**Set problem:** In the listing below, locate the lines that hold the string "Problemi". Copy those lines.

**Supplied material:**
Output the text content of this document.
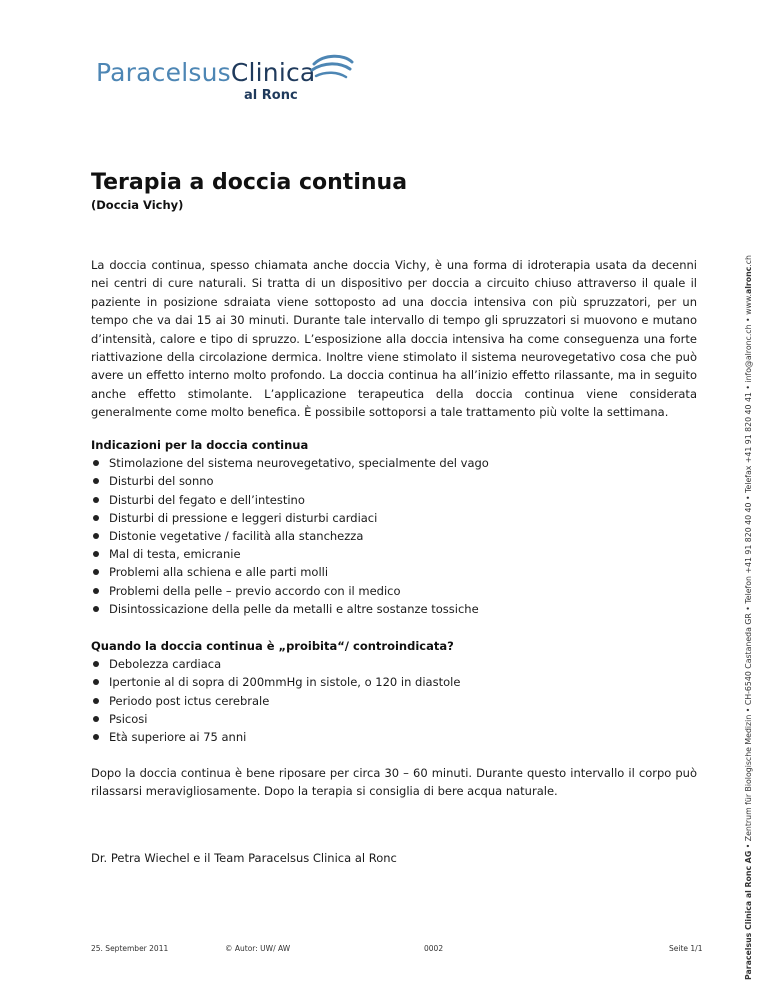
ParacelsusClinica
al Ronc
Terapia a doccia continua
(Doccia Vichy)

La doccia continua, spesso chiamata anche doccia Vichy, è una forma di idroterapia usata da decenni nei centri di cure naturali. Si tratta di un dispositivo per doccia a circuito chiuso attraverso il quale il paziente in posizione sdraiata viene sottoposto ad una doccia intensiva con più spruzzatori, per un tempo che va dai 15 ai 30 minuti. Durante tale intervallo di tempo gli spruzzatori si muovono e mutano d’intensità, calore e tipo di spruzzo. L’esposizione alla doccia intensiva ha come conseguenza una forte riattivazione della circolazione dermica. Inoltre viene stimolato il sistema neurovegetativo cosa che può avere un effetto interno molto profondo. La doccia continua ha all’inizio effetto rilassante, ma in seguito anche effetto stimolante. L’applicazione terapeutica della doccia continua viene considerata generalmente come molto benefica. È possibile sottoporsi a tale trattamento più volte la settimana.

Indicazioni per la doccia continua
Stimolazione del sistema neurovegetativo, specialmente del vago
Disturbi del sonno
Disturbi del fegato e dell’intestino
Disturbi di pressione e leggeri disturbi cardiaci
Distonie vegetative / facilità alla stanchezza
Mal di testa, emicranie
Problemi alla schiena e alle parti molli
Problemi della pelle – previo accordo con il medico
Disintossicazione della pelle da metalli e altre sostanze tossiche
Quando la doccia continua è „proibita“/ controindicata?
Debolezza cardiaca
Ipertonie al di sopra di 200mmHg in sistole, o 120 in diastole
Periodo post ictus cerebrale
Psicosi
Età superiore ai 75 anni

Dopo la doccia continua è bene riposare per circa 30 – 60 minuti. Durante questo intervallo il corpo può rilassarsi meravigliosamente. Dopo la terapia si consiglia di bere acqua naturale.

Dr. Petra Wiechel e il Team Paracelsus Clinica al Ronc

25. September 2011	© Autor: UW/ AW	0002	Seite 1/1	Paracelsus Clinica al Ronc AG • Zentrum für Biologische Medizin • CH-6540 Castaneda GR • Telefon +41 91 820 40 40 • Telefax +41 91 820 40 41 • info@alronc.ch • www.alronc.ch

**Result of the task:**
Problemi alla schiena e alle parti molli
Problemi della pelle – previo accordo con il medico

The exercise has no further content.